*WRITTEN EXERCISE*.
Repeat every entry word for word, skipping the pictures.

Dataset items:
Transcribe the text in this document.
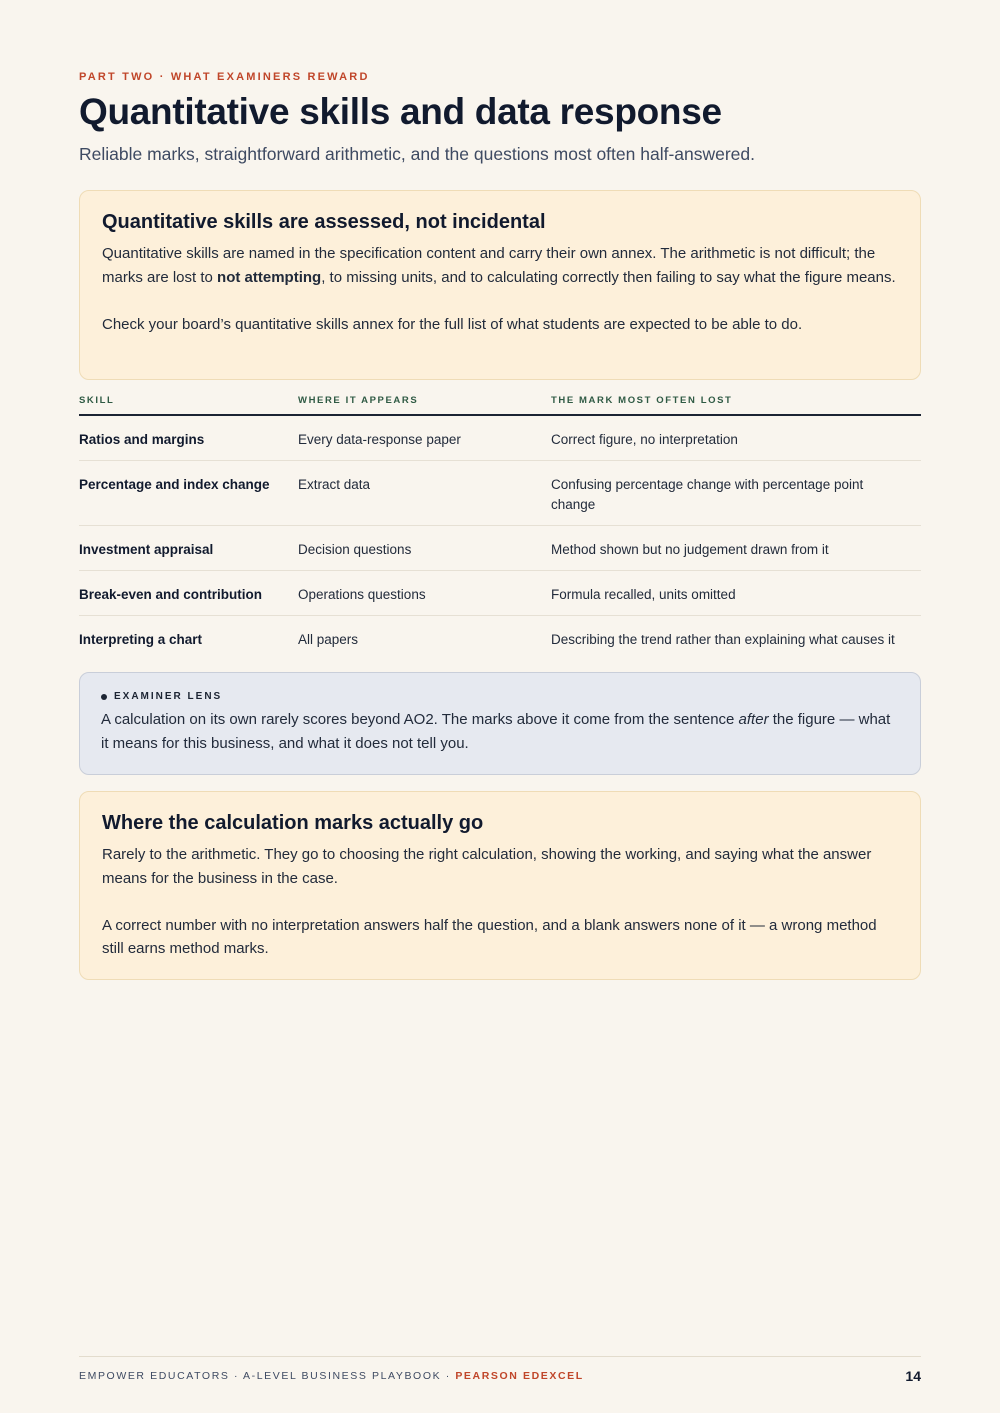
PART TWO · WHAT EXAMINERS REWARD
Quantitative skills and data response
Reliable marks, straightforward arithmetic, and the questions most often half-answered.
Quantitative skills are assessed, not incidental

Quantitative skills are named in the specification content and carry their own annex. The arithmetic is not difficult; the marks are lost to not attempting, to missing units, and to calculating correctly then failing to say what the figure means.

Check your board’s quantitative skills annex for the full list of what students are expected to be able to do.

SKILL	WHERE IT APPEARS	THE MARK MOST OFTEN LOST
Ratios and margins	Every data-response paper	Correct figure, no interpretation
Percentage and index change	Extract data	Confusing percentage change with percentage point change
Investment appraisal	Decision questions	Method shown but no judgement drawn from it
Break-even and contribution	Operations questions	Formula recalled, units omitted
Interpreting a chart	All papers	Describing the trend rather than explaining what causes it
EXAMINER LENS

A calculation on its own rarely scores beyond AO2. The marks above it come from the sentence after the figure — what it means for this business, and what it does not tell you.

Where the calculation marks actually go

Rarely to the arithmetic. They go to choosing the right calculation, showing the working, and saying what the answer means for the business in the case.

A correct number with no interpretation answers half the question, and a blank answers none of it — a wrong method still earns method marks.

EMPOWER EDUCATORS · A-LEVEL BUSINESS PLAYBOOK · PEARSON EDEXCEL	14
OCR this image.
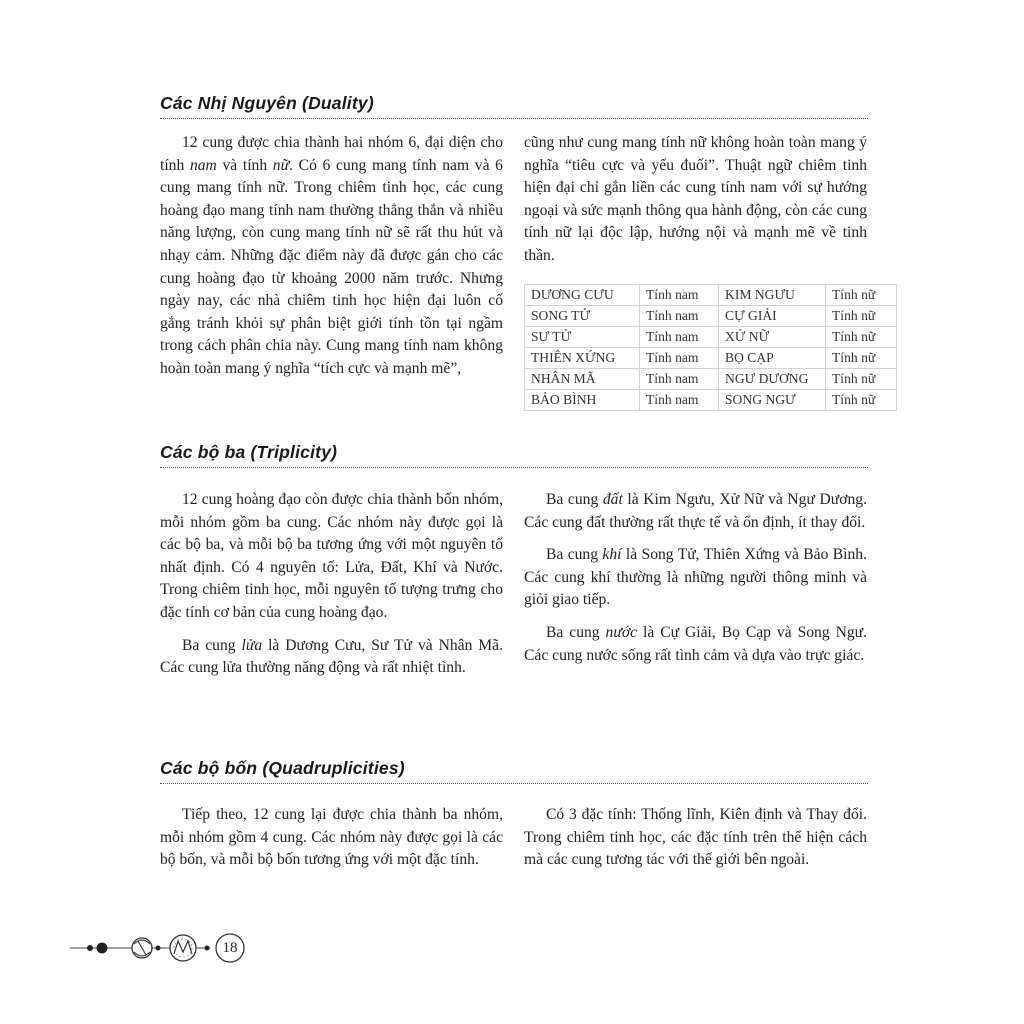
Các Nhị Nguyên (Duality)

12 cung được chia thành hai nhóm 6, đại diện cho tính nam và tính nữ. Có 6 cung mang tính nam và 6 cung mang tính nữ. Trong chiêm tinh học, các cung hoàng đạo mang tính nam thường thẳng thắn và nhiều năng lượng, còn cung mang tính nữ sẽ rất thu hút và nhạy cảm. Những đặc điểm này đã được gán cho các cung hoàng đạo từ khoảng 2000 năm trước. Nhưng ngày nay, các nhà chiêm tinh học hiện đại luôn cố gắng tránh khỏi sự phân biệt giới tính tồn tại ngầm trong cách phân chia này. Cung mang tính nam không hoàn toàn mang ý nghĩa “tích cực và mạnh mẽ”,

cũng như cung mang tính nữ không hoàn toàn mang ý nghĩa “tiêu cực và yếu đuối”. Thuật ngữ chiêm tinh hiện đại chỉ gắn liền các cung tính nam với sự hướng ngoại và sức mạnh thông qua hành động, còn các cung tính nữ lại độc lập, hướng nội và mạnh mẽ về tinh thần.

DƯƠNG CƯU	Tính nam	KIM NGƯU	Tính nữ
SONG TỬ	Tính nam	CỰ GIẢI	Tính nữ
SƯ TỬ	Tính nam	XỬ NỮ	Tính nữ
THIÊN XỨNG	Tính nam	BỌ CẠP	Tính nữ
NHÂN MÃ	Tính nam	NGƯ DƯƠNG	Tính nữ
BẢO BÌNH	Tính nam	SONG NGƯ	Tính nữ
Các bộ ba (Triplicity)

12 cung hoàng đạo còn được chia thành bốn nhóm, mỗi nhóm gồm ba cung. Các nhóm này được gọi là các bộ ba, và mỗi bộ ba tương ứng với một nguyên tố nhất định. Có 4 nguyên tố: Lửa, Đất, Khí và Nước. Trong chiêm tinh học, mỗi nguyên tố tượng trưng cho đặc tính cơ bản của cung hoàng đạo.

Ba cung lửa là Dương Cưu, Sư Tử và Nhân Mã. Các cung lửa thường năng động và rất nhiệt tình.

Ba cung đất là Kim Ngưu, Xử Nữ và Ngư Dương. Các cung đất thường rất thực tế và ổn định, ít thay đổi.

Ba cung khí là Song Tử, Thiên Xứng và Bảo Bình. Các cung khí thường là những người thông minh và giỏi giao tiếp.

Ba cung nước là Cự Giải, Bọ Cạp và Song Ngư. Các cung nước sống rất tình cảm và dựa vào trực giác.

Các bộ bốn (Quadruplicities)

Tiếp theo, 12 cung lại được chia thành ba nhóm, mỗi nhóm gồm 4 cung. Các nhóm này được gọi là các bộ bốn, và mỗi bộ bốn tương ứng với một đặc tính.

Có 3 đặc tính: Thống lĩnh, Kiên định và Thay đổi. Trong chiêm tinh học, các đặc tính trên thể hiện cách mà các cung tương tác với thế giới bên ngoài.

18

*TASK RESULT*.
Transcribe the text in this document.
PART TWO · WHAT EXAMINERS REWARD
Quantitative skills and data response
Reliable marks, straightforward arithmetic, and the questions most often half-answered.
Quantitative skills are assessed, not incidental

Quantitative skills are named in the specification content and carry their own annex. The arithmetic is not difficult; the marks are lost to not attempting, to missing units, and to calculating correctly then failing to say what the figure means.

Check your board’s quantitative skills annex for the full list of what students are expected to be able to do.

SKILL	WHERE IT APPEARS	THE MARK MOST OFTEN LOST
Ratios and margins	Every data-response paper	Correct figure, no interpretation
Percentage and index change	Extract data	Confusing percentage change with percentage point change
Investment appraisal	Decision questions	Method shown but no judgement drawn from it
Break-even and contribution	Operations questions	Formula recalled, units omitted
Interpreting a chart	All papers	Describing the trend rather than explaining what causes it
EXAMINER LENS

A calculation on its own rarely scores beyond AO2. The marks above it come from the sentence after the figure — what it means for this business, and what it does not tell you.

Where the calculation marks actually go

Rarely to the arithmetic. They go to choosing the right calculation, showing the working, and saying what the answer means for the business in the case.

A correct number with no interpretation answers half the question, and a blank answers none of it — a wrong method still earns method marks.

EMPOWER EDUCATORS · A-LEVEL BUSINESS PLAYBOOK · PEARSON EDEXCEL	14
OCR this image.
Các Nhị Nguyên (Duality)

12 cung được chia thành hai nhóm 6, đại diện cho tính nam và tính nữ. Có 6 cung mang tính nam và 6 cung mang tính nữ. Trong chiêm tinh học, các cung hoàng đạo mang tính nam thường thẳng thắn và nhiều năng lượng, còn cung mang tính nữ sẽ rất thu hút và nhạy cảm. Những đặc điểm này đã được gán cho các cung hoàng đạo từ khoảng 2000 năm trước. Nhưng ngày nay, các nhà chiêm tinh học hiện đại luôn cố gắng tránh khỏi sự phân biệt giới tính tồn tại ngầm trong cách phân chia này. Cung mang tính nam không hoàn toàn mang ý nghĩa “tích cực và mạnh mẽ”,

cũng như cung mang tính nữ không hoàn toàn mang ý nghĩa “tiêu cực và yếu đuối”. Thuật ngữ chiêm tinh hiện đại chỉ gắn liền các cung tính nam với sự hướng ngoại và sức mạnh thông qua hành động, còn các cung tính nữ lại độc lập, hướng nội và mạnh mẽ về tinh thần.

DƯƠNG CƯU	Tính nam	KIM NGƯU	Tính nữ
SONG TỬ	Tính nam	CỰ GIẢI	Tính nữ
SƯ TỬ	Tính nam	XỬ NỮ	Tính nữ
THIÊN XỨNG	Tính nam	BỌ CẠP	Tính nữ
NHÂN MÃ	Tính nam	NGƯ DƯƠNG	Tính nữ
BẢO BÌNH	Tính nam	SONG NGƯ	Tính nữ
Các bộ ba (Triplicity)

12 cung hoàng đạo còn được chia thành bốn nhóm, mỗi nhóm gồm ba cung. Các nhóm này được gọi là các bộ ba, và mỗi bộ ba tương ứng với một nguyên tố nhất định. Có 4 nguyên tố: Lửa, Đất, Khí và Nước. Trong chiêm tinh học, mỗi nguyên tố tượng trưng cho đặc tính cơ bản của cung hoàng đạo.

Ba cung lửa là Dương Cưu, Sư Tử và Nhân Mã. Các cung lửa thường năng động và rất nhiệt tình.

Ba cung đất là Kim Ngưu, Xử Nữ và Ngư Dương. Các cung đất thường rất thực tế và ổn định, ít thay đổi.

Ba cung khí là Song Tử, Thiên Xứng và Bảo Bình. Các cung khí thường là những người thông minh và giỏi giao tiếp.

Ba cung nước là Cự Giải, Bọ Cạp và Song Ngư. Các cung nước sống rất tình cảm và dựa vào trực giác.

Các bộ bốn (Quadruplicities)

Tiếp theo, 12 cung lại được chia thành ba nhóm, mỗi nhóm gồm 4 cung. Các nhóm này được gọi là các bộ bốn, và mỗi bộ bốn tương ứng với một đặc tính.

Có 3 đặc tính: Thống lĩnh, Kiên định và Thay đổi. Trong chiêm tinh học, các đặc tính trên thể hiện cách mà các cung tương tác với thế giới bên ngoài.

18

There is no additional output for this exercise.